Look through the data below. Pick out the lines holding the string "Inch".
--- Begin DATASET ROWS ---
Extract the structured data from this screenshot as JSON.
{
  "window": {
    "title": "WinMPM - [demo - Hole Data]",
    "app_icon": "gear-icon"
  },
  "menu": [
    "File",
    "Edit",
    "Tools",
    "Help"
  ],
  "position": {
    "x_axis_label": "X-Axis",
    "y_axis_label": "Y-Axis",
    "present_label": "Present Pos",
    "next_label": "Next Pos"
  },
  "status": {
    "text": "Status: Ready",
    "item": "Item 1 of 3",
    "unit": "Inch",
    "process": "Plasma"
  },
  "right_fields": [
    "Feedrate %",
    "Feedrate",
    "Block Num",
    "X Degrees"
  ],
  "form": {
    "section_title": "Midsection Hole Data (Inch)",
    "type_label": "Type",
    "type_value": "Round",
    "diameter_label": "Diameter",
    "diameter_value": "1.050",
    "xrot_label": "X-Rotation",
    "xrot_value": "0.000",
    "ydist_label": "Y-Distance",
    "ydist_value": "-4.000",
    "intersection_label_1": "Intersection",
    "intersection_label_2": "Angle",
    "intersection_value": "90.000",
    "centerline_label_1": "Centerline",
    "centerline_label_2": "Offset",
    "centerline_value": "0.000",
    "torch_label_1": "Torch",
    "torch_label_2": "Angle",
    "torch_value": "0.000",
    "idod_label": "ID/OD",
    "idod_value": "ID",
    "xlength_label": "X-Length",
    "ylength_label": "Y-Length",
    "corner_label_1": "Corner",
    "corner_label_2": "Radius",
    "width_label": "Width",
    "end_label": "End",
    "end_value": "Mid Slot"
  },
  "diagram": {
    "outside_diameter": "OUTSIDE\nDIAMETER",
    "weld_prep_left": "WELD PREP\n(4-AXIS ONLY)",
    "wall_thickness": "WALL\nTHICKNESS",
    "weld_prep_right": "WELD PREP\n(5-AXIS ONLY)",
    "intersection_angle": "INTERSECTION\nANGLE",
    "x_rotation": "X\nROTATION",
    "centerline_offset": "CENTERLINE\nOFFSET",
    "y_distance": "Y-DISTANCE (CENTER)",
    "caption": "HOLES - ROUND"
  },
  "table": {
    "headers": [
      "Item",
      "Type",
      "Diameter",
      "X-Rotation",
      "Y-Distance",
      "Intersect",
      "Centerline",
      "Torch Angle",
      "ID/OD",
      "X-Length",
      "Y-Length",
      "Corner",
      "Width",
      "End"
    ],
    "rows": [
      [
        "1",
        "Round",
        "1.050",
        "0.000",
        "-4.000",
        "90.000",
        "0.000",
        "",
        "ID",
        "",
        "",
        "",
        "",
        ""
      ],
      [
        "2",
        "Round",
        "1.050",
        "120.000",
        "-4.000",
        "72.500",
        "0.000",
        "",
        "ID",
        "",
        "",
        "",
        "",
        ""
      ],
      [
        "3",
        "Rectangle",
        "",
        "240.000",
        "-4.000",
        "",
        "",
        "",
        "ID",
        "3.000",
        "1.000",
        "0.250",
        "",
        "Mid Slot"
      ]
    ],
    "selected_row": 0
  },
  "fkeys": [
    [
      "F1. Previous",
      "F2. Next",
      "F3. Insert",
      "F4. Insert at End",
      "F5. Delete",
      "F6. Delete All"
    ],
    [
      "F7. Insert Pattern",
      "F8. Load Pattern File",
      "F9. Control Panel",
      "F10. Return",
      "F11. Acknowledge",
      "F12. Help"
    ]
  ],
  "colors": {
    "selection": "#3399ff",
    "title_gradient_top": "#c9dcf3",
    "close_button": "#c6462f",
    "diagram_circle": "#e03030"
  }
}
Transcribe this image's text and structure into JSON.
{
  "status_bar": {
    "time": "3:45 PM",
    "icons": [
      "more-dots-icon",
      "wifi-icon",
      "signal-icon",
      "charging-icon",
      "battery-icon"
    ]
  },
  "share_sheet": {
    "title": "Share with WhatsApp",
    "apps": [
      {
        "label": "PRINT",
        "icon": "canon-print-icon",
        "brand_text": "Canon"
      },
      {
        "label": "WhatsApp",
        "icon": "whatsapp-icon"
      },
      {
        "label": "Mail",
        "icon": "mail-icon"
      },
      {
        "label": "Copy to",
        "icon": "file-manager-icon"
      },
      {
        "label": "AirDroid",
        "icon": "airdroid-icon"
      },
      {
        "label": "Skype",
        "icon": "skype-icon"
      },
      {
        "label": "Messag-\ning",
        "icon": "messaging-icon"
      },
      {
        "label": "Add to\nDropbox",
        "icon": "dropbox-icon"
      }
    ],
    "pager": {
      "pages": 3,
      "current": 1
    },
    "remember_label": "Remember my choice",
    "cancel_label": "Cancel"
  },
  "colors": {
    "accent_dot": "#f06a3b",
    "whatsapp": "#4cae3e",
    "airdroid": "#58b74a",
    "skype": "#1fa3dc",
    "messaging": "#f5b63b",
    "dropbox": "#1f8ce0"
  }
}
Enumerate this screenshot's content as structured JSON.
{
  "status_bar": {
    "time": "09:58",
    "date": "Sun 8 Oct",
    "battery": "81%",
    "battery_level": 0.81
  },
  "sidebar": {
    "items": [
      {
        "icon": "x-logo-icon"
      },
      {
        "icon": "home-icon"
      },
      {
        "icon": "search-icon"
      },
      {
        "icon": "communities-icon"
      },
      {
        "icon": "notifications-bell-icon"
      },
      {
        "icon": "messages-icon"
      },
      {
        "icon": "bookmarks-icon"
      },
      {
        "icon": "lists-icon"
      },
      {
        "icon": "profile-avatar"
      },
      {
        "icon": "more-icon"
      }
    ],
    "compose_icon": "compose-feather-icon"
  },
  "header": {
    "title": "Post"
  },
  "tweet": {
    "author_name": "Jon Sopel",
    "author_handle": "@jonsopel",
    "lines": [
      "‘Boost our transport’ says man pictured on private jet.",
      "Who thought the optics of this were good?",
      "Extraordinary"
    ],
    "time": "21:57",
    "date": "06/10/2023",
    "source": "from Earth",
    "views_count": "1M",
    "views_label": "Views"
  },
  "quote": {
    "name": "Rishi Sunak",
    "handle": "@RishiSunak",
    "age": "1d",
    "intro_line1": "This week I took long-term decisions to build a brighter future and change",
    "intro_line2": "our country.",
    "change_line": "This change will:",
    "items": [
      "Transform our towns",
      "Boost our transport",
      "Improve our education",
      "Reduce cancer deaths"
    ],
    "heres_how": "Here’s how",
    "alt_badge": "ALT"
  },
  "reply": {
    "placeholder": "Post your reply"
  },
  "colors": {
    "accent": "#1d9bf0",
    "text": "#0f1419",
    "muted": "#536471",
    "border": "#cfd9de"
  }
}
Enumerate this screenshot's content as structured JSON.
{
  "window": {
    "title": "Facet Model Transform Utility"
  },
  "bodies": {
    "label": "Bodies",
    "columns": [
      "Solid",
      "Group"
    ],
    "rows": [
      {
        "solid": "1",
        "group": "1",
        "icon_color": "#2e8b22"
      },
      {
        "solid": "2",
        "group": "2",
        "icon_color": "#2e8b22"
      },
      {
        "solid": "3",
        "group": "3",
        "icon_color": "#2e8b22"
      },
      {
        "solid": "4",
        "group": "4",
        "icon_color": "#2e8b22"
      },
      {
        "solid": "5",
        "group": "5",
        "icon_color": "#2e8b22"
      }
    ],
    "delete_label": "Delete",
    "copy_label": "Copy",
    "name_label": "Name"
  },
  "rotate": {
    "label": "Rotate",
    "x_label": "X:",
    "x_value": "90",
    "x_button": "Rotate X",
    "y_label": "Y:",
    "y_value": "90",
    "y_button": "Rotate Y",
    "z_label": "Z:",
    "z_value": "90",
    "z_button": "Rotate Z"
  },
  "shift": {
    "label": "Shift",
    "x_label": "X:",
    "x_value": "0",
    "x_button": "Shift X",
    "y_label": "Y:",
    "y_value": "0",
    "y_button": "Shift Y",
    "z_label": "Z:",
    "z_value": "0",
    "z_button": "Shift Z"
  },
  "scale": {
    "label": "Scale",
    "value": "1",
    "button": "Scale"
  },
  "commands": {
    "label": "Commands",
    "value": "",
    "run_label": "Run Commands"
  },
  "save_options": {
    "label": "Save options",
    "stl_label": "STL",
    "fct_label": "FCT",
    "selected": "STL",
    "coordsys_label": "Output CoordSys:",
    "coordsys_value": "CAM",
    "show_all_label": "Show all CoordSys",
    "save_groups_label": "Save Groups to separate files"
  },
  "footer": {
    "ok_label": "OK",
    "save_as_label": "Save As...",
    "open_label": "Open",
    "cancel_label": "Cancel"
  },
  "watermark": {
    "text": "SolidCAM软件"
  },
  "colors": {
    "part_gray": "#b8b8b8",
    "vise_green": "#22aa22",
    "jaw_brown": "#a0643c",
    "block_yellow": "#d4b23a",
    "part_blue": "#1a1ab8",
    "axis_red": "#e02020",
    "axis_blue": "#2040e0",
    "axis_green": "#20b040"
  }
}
--- End DATASET ROWS ---
» **TASK SOLUTION**:
    "unit": "Inch",
    "section_title": "Midsection Hole Data (Inch)",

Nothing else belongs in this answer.